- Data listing
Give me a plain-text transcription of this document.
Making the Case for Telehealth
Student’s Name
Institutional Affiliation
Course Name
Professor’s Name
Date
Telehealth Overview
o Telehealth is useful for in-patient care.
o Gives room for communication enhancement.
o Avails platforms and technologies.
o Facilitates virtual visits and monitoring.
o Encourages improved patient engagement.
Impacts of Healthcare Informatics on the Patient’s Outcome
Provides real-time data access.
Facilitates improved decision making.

* * *

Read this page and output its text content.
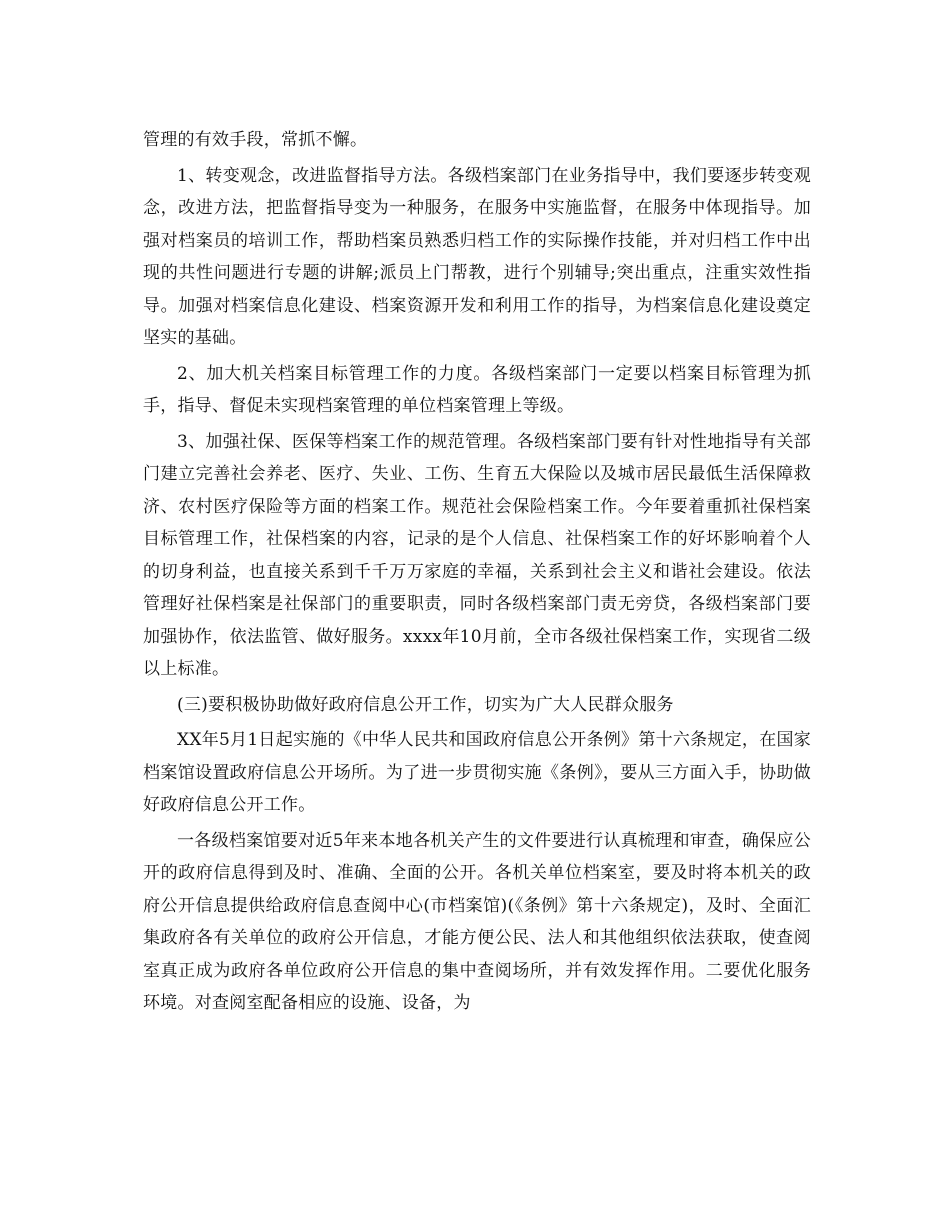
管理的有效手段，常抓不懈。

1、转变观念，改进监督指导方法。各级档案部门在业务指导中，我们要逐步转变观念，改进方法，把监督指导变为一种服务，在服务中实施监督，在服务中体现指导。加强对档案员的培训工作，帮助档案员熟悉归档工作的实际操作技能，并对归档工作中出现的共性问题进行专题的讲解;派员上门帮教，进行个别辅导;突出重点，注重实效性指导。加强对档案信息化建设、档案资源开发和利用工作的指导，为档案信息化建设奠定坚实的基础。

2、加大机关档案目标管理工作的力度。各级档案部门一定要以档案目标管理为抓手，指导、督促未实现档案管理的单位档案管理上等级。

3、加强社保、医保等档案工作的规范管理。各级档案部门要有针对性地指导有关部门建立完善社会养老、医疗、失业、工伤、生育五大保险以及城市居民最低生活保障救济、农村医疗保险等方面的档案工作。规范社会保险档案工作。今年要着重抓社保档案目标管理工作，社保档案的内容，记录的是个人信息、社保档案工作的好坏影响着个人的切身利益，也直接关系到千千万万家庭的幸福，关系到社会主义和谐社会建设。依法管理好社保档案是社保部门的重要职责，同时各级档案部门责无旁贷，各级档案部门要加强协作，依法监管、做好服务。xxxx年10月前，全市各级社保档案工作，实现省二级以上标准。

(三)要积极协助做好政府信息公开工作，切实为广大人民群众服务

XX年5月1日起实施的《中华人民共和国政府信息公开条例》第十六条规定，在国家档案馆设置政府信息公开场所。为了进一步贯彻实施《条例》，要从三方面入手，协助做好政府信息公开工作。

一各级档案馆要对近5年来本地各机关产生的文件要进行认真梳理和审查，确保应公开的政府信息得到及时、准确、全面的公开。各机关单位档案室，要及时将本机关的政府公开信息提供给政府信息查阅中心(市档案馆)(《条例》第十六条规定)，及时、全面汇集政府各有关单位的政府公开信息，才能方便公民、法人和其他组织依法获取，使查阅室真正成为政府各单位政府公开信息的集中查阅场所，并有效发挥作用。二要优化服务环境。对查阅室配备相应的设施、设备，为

- REQUIREMENTS
Looking at the material above, count the lines containing the string "Telehealth" and reply with the count alone.

- EXERCISE SOLUTION
3